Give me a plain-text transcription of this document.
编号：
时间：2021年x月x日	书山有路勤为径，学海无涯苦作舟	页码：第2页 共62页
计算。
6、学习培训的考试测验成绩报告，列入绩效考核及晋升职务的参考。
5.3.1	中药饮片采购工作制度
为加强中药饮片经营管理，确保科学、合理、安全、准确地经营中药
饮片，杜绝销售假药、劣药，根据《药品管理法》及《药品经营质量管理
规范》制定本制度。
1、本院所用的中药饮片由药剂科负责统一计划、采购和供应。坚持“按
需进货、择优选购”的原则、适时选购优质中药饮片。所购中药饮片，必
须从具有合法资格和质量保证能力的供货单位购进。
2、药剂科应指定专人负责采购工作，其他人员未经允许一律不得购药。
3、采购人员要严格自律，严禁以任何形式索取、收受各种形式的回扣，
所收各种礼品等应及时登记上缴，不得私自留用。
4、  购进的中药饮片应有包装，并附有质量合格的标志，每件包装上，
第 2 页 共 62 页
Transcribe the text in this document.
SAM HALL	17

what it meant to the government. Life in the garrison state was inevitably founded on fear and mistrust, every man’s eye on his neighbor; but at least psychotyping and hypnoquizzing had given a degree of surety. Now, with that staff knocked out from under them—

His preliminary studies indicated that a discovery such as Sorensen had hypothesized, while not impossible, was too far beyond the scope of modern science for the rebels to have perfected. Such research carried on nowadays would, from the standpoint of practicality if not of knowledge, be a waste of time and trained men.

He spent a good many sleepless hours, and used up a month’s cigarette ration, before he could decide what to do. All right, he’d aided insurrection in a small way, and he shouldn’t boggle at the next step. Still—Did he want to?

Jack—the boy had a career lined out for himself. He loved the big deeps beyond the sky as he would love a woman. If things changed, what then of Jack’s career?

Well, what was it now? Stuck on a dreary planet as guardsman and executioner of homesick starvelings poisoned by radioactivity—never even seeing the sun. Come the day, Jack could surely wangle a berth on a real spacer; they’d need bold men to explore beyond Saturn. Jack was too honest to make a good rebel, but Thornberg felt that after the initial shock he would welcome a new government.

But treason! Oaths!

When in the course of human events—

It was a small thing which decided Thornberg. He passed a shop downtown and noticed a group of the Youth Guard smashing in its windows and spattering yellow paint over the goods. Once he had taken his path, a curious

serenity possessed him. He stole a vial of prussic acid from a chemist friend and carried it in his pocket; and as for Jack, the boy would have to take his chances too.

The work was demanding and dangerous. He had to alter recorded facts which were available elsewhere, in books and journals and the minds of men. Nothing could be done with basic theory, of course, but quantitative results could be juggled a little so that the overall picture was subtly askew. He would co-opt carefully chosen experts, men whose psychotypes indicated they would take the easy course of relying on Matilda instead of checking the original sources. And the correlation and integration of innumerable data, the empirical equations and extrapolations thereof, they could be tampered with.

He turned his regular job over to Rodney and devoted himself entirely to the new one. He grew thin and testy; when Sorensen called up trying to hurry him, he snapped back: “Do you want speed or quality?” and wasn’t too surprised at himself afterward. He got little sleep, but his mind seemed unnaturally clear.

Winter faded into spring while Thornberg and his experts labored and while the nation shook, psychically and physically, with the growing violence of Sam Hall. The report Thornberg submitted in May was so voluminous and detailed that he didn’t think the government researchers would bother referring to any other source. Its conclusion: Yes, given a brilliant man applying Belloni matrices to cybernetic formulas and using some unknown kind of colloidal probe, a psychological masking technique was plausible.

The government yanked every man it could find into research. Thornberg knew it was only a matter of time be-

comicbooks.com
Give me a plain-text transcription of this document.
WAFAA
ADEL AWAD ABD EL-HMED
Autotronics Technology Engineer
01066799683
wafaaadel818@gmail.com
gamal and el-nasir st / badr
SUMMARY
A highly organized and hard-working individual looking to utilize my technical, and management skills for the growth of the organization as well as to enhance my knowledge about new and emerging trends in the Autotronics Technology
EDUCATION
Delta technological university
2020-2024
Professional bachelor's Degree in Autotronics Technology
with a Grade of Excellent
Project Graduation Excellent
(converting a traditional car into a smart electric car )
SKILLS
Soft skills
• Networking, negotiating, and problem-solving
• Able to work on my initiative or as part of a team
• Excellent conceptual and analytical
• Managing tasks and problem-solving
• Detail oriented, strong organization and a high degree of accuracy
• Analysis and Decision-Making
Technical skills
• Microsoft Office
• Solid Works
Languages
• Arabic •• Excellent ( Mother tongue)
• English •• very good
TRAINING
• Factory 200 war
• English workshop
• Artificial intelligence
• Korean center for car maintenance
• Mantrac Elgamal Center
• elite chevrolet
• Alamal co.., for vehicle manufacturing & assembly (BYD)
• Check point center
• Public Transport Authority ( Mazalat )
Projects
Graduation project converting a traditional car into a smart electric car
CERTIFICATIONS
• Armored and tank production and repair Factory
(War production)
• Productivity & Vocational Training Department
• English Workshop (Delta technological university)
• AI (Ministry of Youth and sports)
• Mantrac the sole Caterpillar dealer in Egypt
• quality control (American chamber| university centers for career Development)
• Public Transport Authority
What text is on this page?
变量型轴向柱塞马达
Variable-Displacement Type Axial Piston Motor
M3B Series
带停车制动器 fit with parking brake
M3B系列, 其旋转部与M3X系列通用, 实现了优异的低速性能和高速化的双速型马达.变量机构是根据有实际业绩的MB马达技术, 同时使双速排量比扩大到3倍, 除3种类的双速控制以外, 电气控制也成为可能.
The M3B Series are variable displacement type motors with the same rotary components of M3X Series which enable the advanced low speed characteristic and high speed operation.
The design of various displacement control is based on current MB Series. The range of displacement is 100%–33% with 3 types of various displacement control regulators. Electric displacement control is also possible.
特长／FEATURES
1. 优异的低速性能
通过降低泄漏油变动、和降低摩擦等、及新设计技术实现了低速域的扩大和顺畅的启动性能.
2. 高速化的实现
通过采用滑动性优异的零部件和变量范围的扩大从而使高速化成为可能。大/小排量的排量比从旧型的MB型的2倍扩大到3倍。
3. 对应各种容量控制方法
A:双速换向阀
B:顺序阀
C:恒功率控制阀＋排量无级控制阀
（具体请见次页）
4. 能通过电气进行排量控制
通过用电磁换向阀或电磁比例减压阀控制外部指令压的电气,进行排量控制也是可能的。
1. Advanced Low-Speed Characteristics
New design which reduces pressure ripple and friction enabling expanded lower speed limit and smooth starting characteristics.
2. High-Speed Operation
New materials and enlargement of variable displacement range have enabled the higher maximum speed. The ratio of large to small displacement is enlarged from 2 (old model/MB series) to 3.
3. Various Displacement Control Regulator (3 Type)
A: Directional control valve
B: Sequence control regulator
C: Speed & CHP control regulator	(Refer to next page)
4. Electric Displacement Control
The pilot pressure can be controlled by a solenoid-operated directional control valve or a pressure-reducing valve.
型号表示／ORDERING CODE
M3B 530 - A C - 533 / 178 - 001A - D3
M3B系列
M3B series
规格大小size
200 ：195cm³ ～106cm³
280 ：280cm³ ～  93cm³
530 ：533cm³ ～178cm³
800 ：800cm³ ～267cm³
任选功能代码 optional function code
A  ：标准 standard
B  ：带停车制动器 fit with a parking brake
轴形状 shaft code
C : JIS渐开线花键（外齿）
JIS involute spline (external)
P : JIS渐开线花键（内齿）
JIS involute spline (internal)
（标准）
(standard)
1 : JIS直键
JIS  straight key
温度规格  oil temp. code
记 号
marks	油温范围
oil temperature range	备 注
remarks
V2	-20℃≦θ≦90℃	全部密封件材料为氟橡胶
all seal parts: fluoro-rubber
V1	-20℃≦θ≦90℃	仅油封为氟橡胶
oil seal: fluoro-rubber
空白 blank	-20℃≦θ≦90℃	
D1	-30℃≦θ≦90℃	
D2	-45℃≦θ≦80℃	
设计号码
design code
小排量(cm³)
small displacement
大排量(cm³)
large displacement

To be done
Extract every line above exactly as it stands.

Output
Give me a plain-text transcription of this document.
编号：
时间：2021年x月x日	书山有路勤为径，学海无涯苦作舟	页码：第2页 共62页
计算。
6、学习培训的考试测验成绩报告，列入绩效考核及晋升职务的参考。
5.3.1	中药饮片采购工作制度
为加强中药饮片经营管理，确保科学、合理、安全、准确地经营中药
饮片，杜绝销售假药、劣药，根据《药品管理法》及《药品经营质量管理
规范》制定本制度。
1、本院所用的中药饮片由药剂科负责统一计划、采购和供应。坚持“按
需进货、择优选购”的原则、适时选购优质中药饮片。所购中药饮片，必
须从具有合法资格和质量保证能力的供货单位购进。
2、药剂科应指定专人负责采购工作，其他人员未经允许一律不得购药。
3、采购人员要严格自律，严禁以任何形式索取、收受各种形式的回扣，
所收各种礼品等应及时登记上缴，不得私自留用。
4、  购进的中药饮片应有包装，并附有质量合格的标志，每件包装上，
第 2 页 共 62 页
Transcribe the text in this document.
SAM HALL	17

what it meant to the government. Life in the garrison state was inevitably founded on fear and mistrust, every man’s eye on his neighbor; but at least psychotyping and hypnoquizzing had given a degree of surety. Now, with that staff knocked out from under them—

His preliminary studies indicated that a discovery such as Sorensen had hypothesized, while not impossible, was too far beyond the scope of modern science for the rebels to have perfected. Such research carried on nowadays would, from the standpoint of practicality if not of knowledge, be a waste of time and trained men.

He spent a good many sleepless hours, and used up a month’s cigarette ration, before he could decide what to do. All right, he’d aided insurrection in a small way, and he shouldn’t boggle at the next step. Still—Did he want to?

Jack—the boy had a career lined out for himself. He loved the big deeps beyond the sky as he would love a woman. If things changed, what then of Jack’s career?

Well, what was it now? Stuck on a dreary planet as guardsman and executioner of homesick starvelings poisoned by radioactivity—never even seeing the sun. Come the day, Jack could surely wangle a berth on a real spacer; they’d need bold men to explore beyond Saturn. Jack was too honest to make a good rebel, but Thornberg felt that after the initial shock he would welcome a new government.

But treason! Oaths!

When in the course of human events—

It was a small thing which decided Thornberg. He passed a shop downtown and noticed a group of the Youth Guard smashing in its windows and spattering yellow paint over the goods. Once he had taken his path, a curious

serenity possessed him. He stole a vial of prussic acid from a chemist friend and carried it in his pocket; and as for Jack, the boy would have to take his chances too.

The work was demanding and dangerous. He had to alter recorded facts which were available elsewhere, in books and journals and the minds of men. Nothing could be done with basic theory, of course, but quantitative results could be juggled a little so that the overall picture was subtly askew. He would co-opt carefully chosen experts, men whose psychotypes indicated they would take the easy course of relying on Matilda instead of checking the original sources. And the correlation and integration of innumerable data, the empirical equations and extrapolations thereof, they could be tampered with.

He turned his regular job over to Rodney and devoted himself entirely to the new one. He grew thin and testy; when Sorensen called up trying to hurry him, he snapped back: “Do you want speed or quality?” and wasn’t too surprised at himself afterward. He got little sleep, but his mind seemed unnaturally clear.

Winter faded into spring while Thornberg and his experts labored and while the nation shook, psychically and physically, with the growing violence of Sam Hall. The report Thornberg submitted in May was so voluminous and detailed that he didn’t think the government researchers would bother referring to any other source. Its conclusion: Yes, given a brilliant man applying Belloni matrices to cybernetic formulas and using some unknown kind of colloidal probe, a psychological masking technique was plausible.

The government yanked every man it could find into research. Thornberg knew it was only a matter of time be-

comicbooks.com
Give me a plain-text transcription of this document.
WAFAA
ADEL AWAD ABD EL-HMED
Autotronics Technology Engineer
01066799683
wafaaadel818@gmail.com
gamal and el-nasir st / badr
SUMMARY
A highly organized and hard-working individual looking to utilize my technical, and management skills for the growth of the organization as well as to enhance my knowledge about new and emerging trends in the Autotronics Technology
EDUCATION
Delta technological university
2020-2024
Professional bachelor's Degree in Autotronics Technology
with a Grade of Excellent
Project Graduation Excellent
(converting a traditional car into a smart electric car )
SKILLS
Soft skills
• Networking, negotiating, and problem-solving
• Able to work on my initiative or as part of a team
• Excellent conceptual and analytical
• Managing tasks and problem-solving
• Detail oriented, strong organization and a high degree of accuracy
• Analysis and Decision-Making
Technical skills
• Microsoft Office
• Solid Works
Languages
• Arabic •• Excellent ( Mother tongue)
• English •• very good
TRAINING
• Factory 200 war
• English workshop
• Artificial intelligence
• Korean center for car maintenance
• Mantrac Elgamal Center
• elite chevrolet
• Alamal co.., for vehicle manufacturing & assembly (BYD)
• Check point center
• Public Transport Authority ( Mazalat )
Projects
Graduation project converting a traditional car into a smart electric car
CERTIFICATIONS
• Armored and tank production and repair Factory
(War production)
• Productivity & Vocational Training Department
• English Workshop (Delta technological university)
• AI (Ministry of Youth and sports)
• Mantrac the sole Caterpillar dealer in Egypt
• quality control (American chamber| university centers for career Development)
• Public Transport Authority
What text is on this page?
变量型轴向柱塞马达
Variable-Displacement Type Axial Piston Motor
M3B Series
带停车制动器 fit with parking brake
M3B系列, 其旋转部与M3X系列通用, 实现了优异的低速性能和高速化的双速型马达.变量机构是根据有实际业绩的MB马达技术, 同时使双速排量比扩大到3倍, 除3种类的双速控制以外, 电气控制也成为可能.
The M3B Series are variable displacement type motors with the same rotary components of M3X Series which enable the advanced low speed characteristic and high speed operation.
The design of various displacement control is based on current MB Series. The range of displacement is 100%–33% with 3 types of various displacement control regulators. Electric displacement control is also possible.
特长／FEATURES
1. 优异的低速性能
通过降低泄漏油变动、和降低摩擦等、及新设计技术实现了低速域的扩大和顺畅的启动性能.
2. 高速化的实现
通过采用滑动性优异的零部件和变量范围的扩大从而使高速化成为可能。大/小排量的排量比从旧型的MB型的2倍扩大到3倍。
3. 对应各种容量控制方法
A:双速换向阀
B:顺序阀
C:恒功率控制阀＋排量无级控制阀
（具体请见次页）
4. 能通过电气进行排量控制
通过用电磁换向阀或电磁比例减压阀控制外部指令压的电气,进行排量控制也是可能的。
1. Advanced Low-Speed Characteristics
New design which reduces pressure ripple and friction enabling expanded lower speed limit and smooth starting characteristics.
2. High-Speed Operation
New materials and enlargement of variable displacement range have enabled the higher maximum speed. The ratio of large to small displacement is enlarged from 2 (old model/MB series) to 3.
3. Various Displacement Control Regulator (3 Type)
A: Directional control valve
B: Sequence control regulator
C: Speed & CHP control regulator	(Refer to next page)
4. Electric Displacement Control
The pilot pressure can be controlled by a solenoid-operated directional control valve or a pressure-reducing valve.
型号表示／ORDERING CODE
M3B 530 - A C - 533 / 178 - 001A - D3
M3B系列
M3B series
规格大小size
200 ：195cm³ ～106cm³
280 ：280cm³ ～  93cm³
530 ：533cm³ ～178cm³
800 ：800cm³ ～267cm³
任选功能代码 optional function code
A  ：标准 standard
B  ：带停车制动器 fit with a parking brake
轴形状 shaft code
C : JIS渐开线花键（外齿）
JIS involute spline (external)
P : JIS渐开线花键（内齿）
JIS involute spline (internal)
（标准）
(standard)
1 : JIS直键
JIS  straight key
温度规格  oil temp. code
记 号
marks	油温范围
oil temperature range	备 注
remarks
V2	-20℃≦θ≦90℃	全部密封件材料为氟橡胶
all seal parts: fluoro-rubber
V1	-20℃≦θ≦90℃	仅油封为氟橡胶
oil seal: fluoro-rubber
空白 blank	-20℃≦θ≦90℃	
D1	-30℃≦θ≦90℃	
D2	-45℃≦θ≦80℃	
设计号码
design code
小排量(cm³)
small displacement
大排量(cm³)
large displacement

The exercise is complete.